Short problem: Using the listing below, give the number of lines where "label" appears, and nothing else.

Records supplied:
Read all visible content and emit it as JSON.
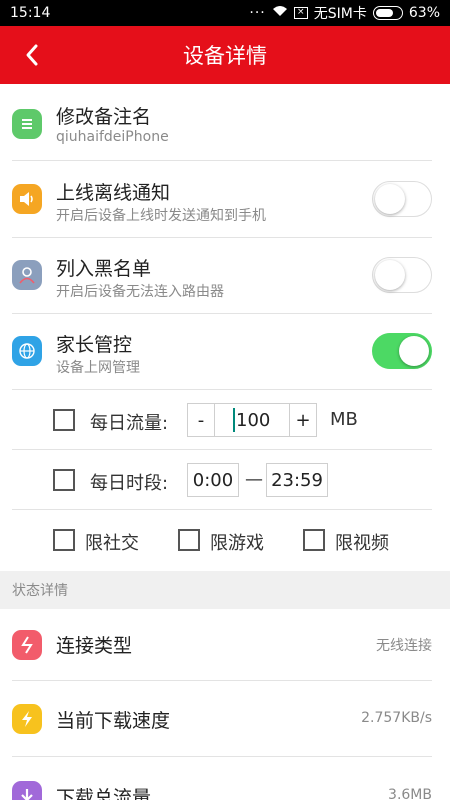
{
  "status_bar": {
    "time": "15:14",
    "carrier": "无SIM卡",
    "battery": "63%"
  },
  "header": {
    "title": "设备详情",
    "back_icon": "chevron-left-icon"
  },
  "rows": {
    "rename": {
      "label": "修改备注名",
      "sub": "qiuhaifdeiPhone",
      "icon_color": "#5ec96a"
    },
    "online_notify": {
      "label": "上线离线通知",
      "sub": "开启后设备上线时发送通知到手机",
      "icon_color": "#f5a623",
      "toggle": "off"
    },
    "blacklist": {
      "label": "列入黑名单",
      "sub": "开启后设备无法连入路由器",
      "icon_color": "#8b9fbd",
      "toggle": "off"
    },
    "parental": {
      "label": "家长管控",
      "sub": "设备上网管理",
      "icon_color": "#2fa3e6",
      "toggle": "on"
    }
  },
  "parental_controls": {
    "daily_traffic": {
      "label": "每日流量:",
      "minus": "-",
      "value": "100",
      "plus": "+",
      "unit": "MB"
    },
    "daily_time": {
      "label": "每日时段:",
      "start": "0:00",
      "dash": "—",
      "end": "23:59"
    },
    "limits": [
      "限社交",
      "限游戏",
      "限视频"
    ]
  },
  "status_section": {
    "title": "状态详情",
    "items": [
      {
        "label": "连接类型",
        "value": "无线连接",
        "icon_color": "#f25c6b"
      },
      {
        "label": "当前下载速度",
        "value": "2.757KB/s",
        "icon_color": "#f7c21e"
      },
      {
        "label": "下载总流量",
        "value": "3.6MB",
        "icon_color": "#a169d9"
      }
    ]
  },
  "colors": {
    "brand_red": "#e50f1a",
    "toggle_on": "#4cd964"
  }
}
* * *
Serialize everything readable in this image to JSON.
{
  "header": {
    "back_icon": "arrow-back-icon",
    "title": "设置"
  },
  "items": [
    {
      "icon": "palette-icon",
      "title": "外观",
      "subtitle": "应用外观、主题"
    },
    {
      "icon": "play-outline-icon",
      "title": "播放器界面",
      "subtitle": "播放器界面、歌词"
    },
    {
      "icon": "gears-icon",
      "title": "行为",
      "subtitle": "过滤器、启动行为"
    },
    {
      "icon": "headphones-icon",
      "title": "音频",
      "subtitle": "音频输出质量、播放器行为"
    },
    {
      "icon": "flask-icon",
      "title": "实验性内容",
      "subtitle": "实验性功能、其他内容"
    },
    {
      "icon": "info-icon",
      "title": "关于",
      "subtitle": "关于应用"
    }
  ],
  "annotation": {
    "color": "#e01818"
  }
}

Finished task: 9